Task to complete: Copy out each line containing "text" from the entries below.

Data for this exercise:
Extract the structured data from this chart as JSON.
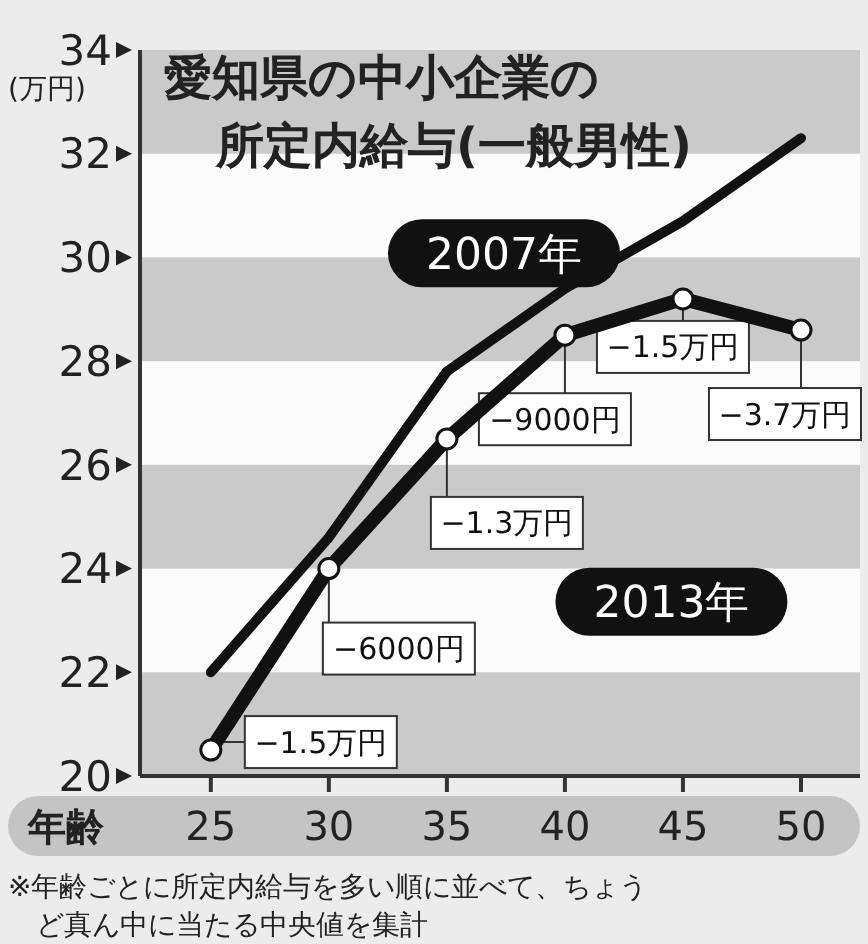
{
  "chart_data": {
    "type": "line",
    "title": "愛知県の中小企業の所定内給与(一般男性)",
    "xlabel": "年齢",
    "ylabel": "(万円)",
    "x": [
      25,
      30,
      35,
      40,
      45,
      50
    ],
    "series": [
      {
        "name": "2007年",
        "color": "#111111",
        "values": [
          22.0,
          24.6,
          27.8,
          29.4,
          30.7,
          32.3
        ],
        "marker": "none"
      },
      {
        "name": "2013年",
        "color": "#111111",
        "values": [
          20.5,
          24.0,
          26.5,
          28.5,
          29.2,
          28.6
        ],
        "marker": "circle"
      }
    ],
    "xlim": [
      22,
      52.5
    ],
    "xticks": [
      25,
      30,
      35,
      40,
      45,
      50
    ],
    "ylim": [
      20,
      34
    ],
    "yticks": [
      20,
      22,
      24,
      26,
      28,
      30,
      32,
      34
    ],
    "grid": false,
    "annotations": [
      {
        "text": "−1.5万円",
        "x": 25,
        "y": 20.5
      },
      {
        "text": "−6000円",
        "x": 30,
        "y": 24.0
      },
      {
        "text": "−1.3万円",
        "x": 35,
        "y": 26.5
      },
      {
        "text": "−9000円",
        "x": 40,
        "y": 28.5
      },
      {
        "text": "−1.5万円",
        "x": 45,
        "y": 29.2
      },
      {
        "text": "−3.7万円",
        "x": 50,
        "y": 28.6
      },
      "※年齢ごとに所定内給与を多い順に並べて、ちょうど真ん中に当たる中央値を集計"
    ]
  }
}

Complete response:
        "text": "−1.5万円",
        "text": "−6000円",
        "text": "−1.3万円",
        "text": "−9000円",
        "text": "−1.5万円",
        "text": "−3.7万円",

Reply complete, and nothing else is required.